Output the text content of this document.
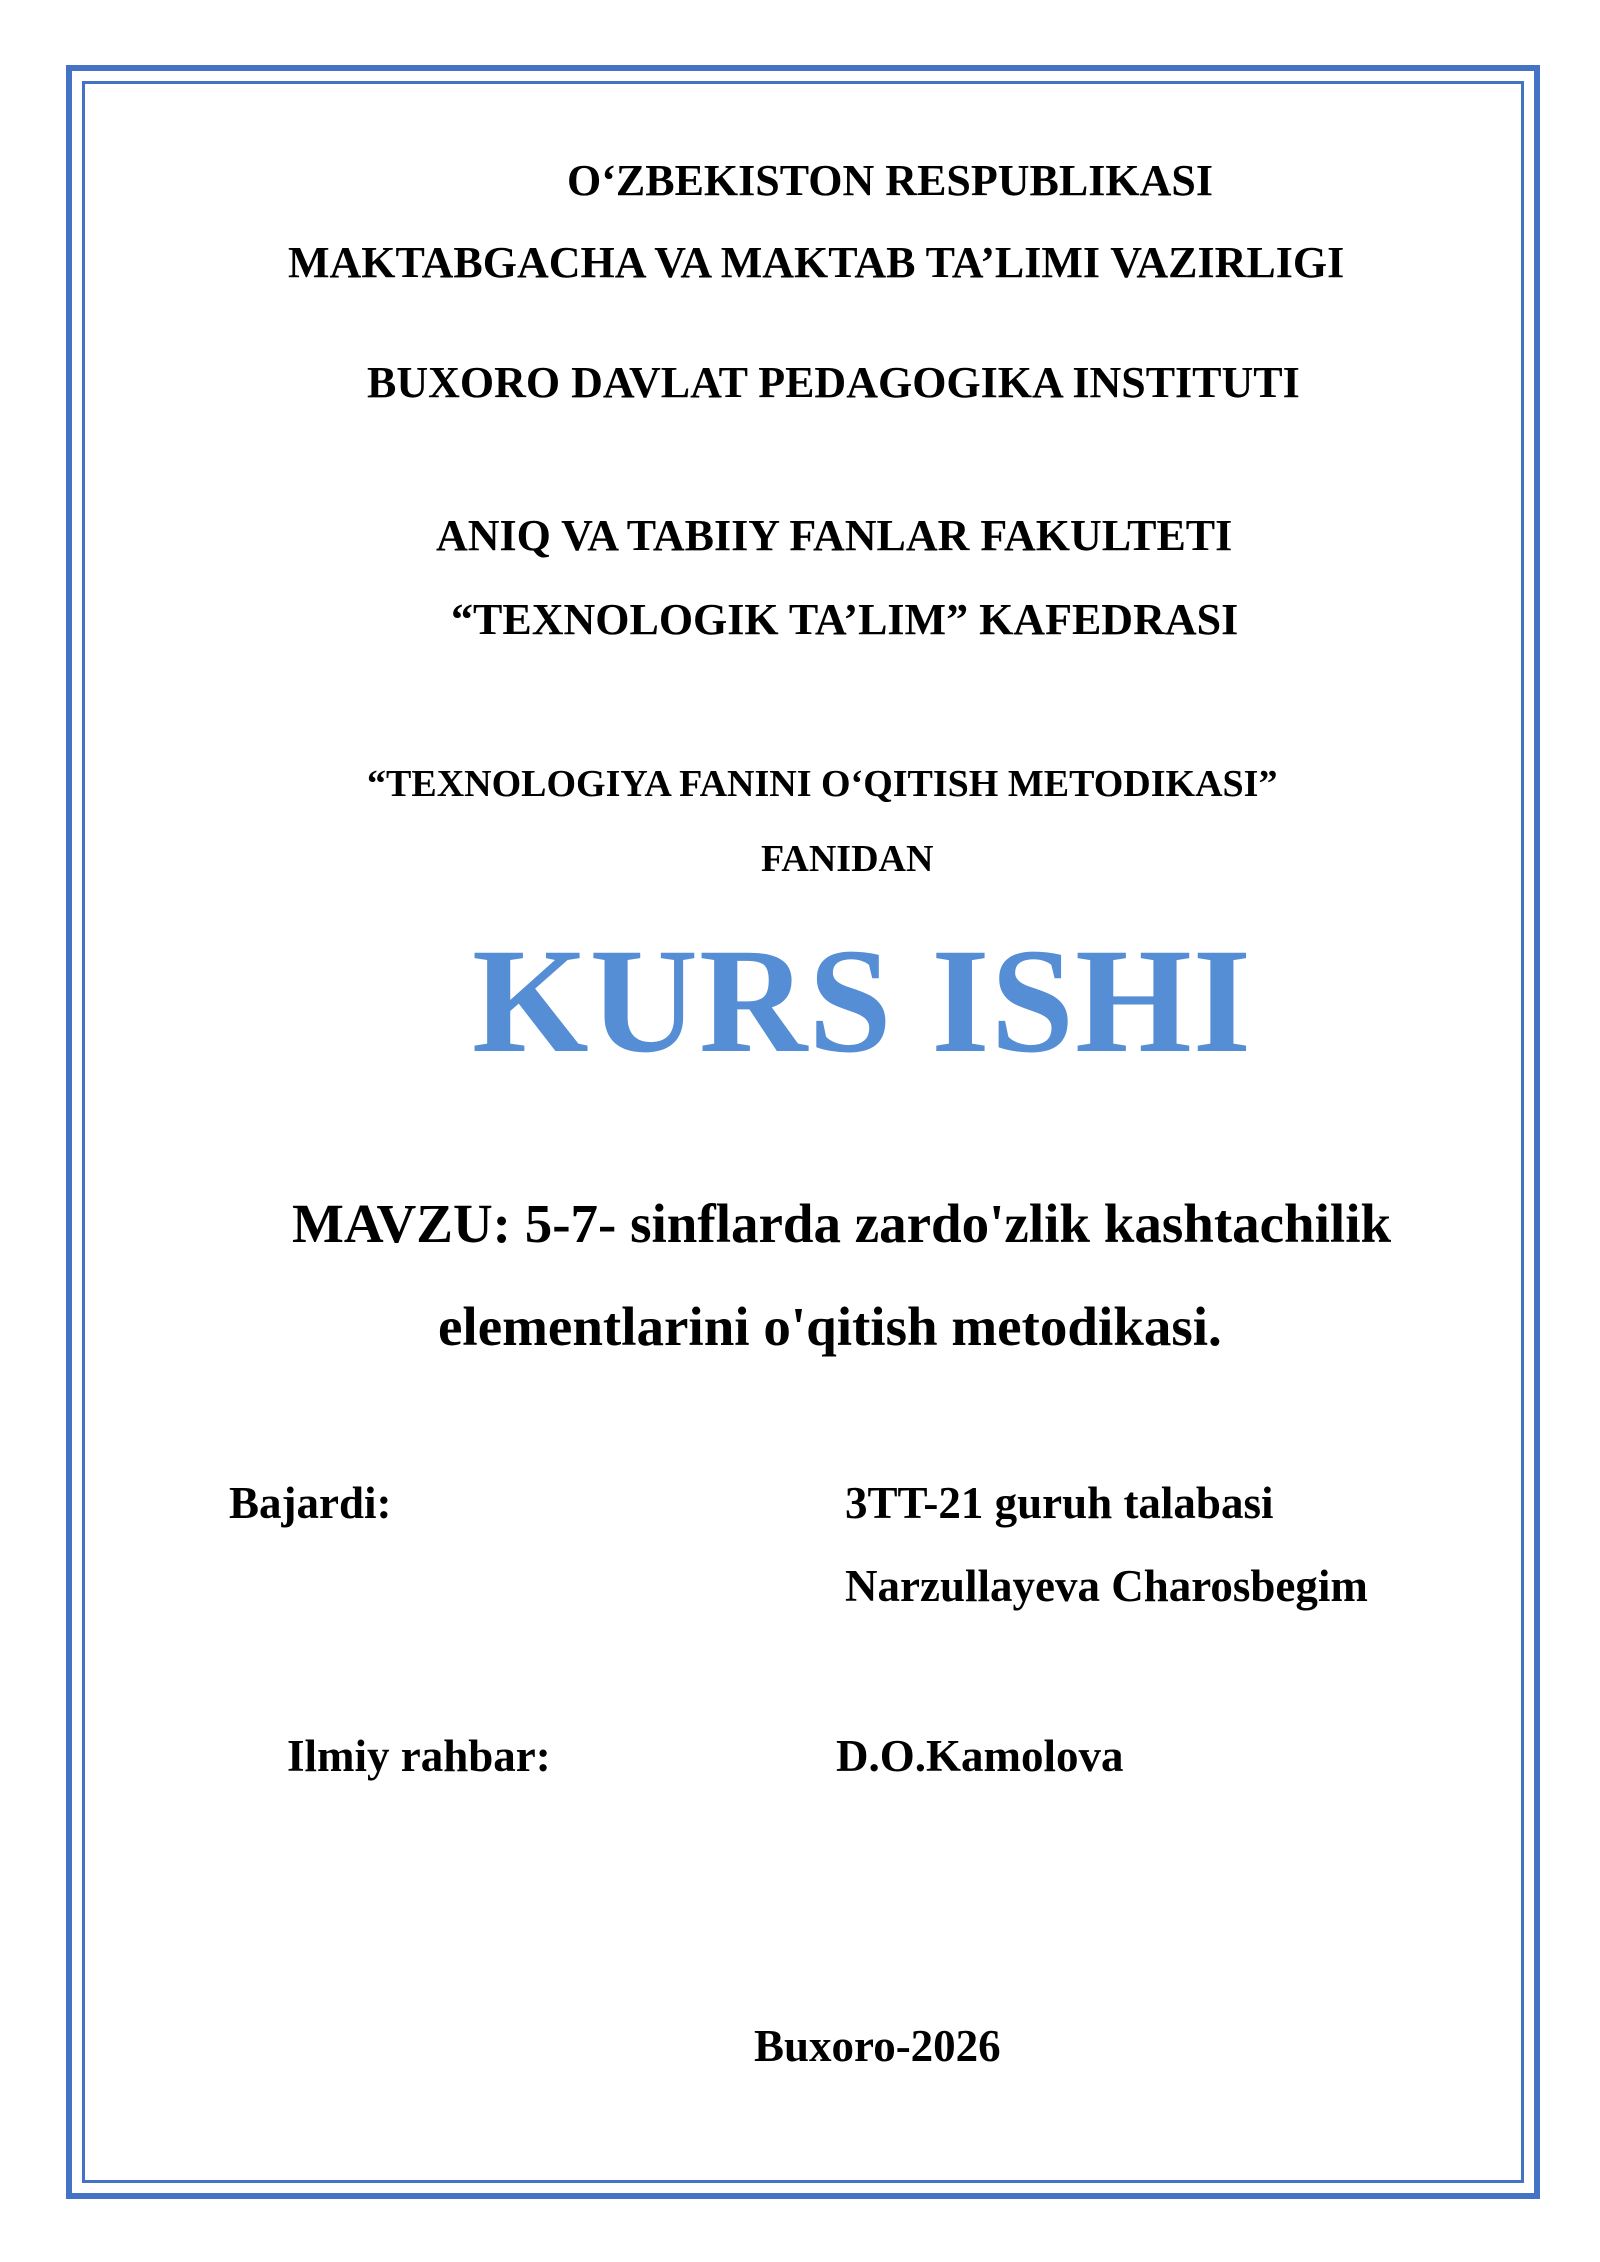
O‘ZBEKISTON RESPUBLIKASI
MAKTABGACHA VA MAKTAB TA’LIMI VAZIRLIGI
BUXORO DAVLAT PEDAGOGIKA INSTITUTI
ANIQ VA TABIIY FANLAR FAKULTETI
“TEXNOLOGIK TA’LIM” KAFEDRASI
“TEXNOLOGIYA FANINI O‘QITISH METODIKASI”
FANIDAN
KURS ISHI
MAVZU: 5-7- sinflarda zardo'zlik kashtachilik
elementlarini o'qitish metodikasi.
Bajardi:	3TT-21 guruh talabasi
Narzullayeva Charosbegim
Ilmiy rahbar:	D.O.Kamolova
Buxoro-2026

☆ ☆ ☆ ☆ ☆ ☆ ☆

• _WORK TO COMPLETE_
Repeat each entry exactly. Pictures do not belong in the copy.

• _TASK RESPONSE_
Output the text content of this document.
O‘ZBEKISTON RESPUBLIKASI
MAKTABGACHA VA MAKTAB TA’LIMI VAZIRLIGI
BUXORO DAVLAT PEDAGOGIKA INSTITUTI
ANIQ VA TABIIY FANLAR FAKULTETI
“TEXNOLOGIK TA’LIM” KAFEDRASI
“TEXNOLOGIYA FANINI O‘QITISH METODIKASI”
FANIDAN
KURS ISHI
MAVZU: 5-7- sinflarda zardo'zlik kashtachilik
elementlarini o'qitish metodikasi.
Bajardi:	3TT-21 guruh talabasi
Narzullayeva Charosbegim
Ilmiy rahbar:	D.O.Kamolova
Buxoro-2026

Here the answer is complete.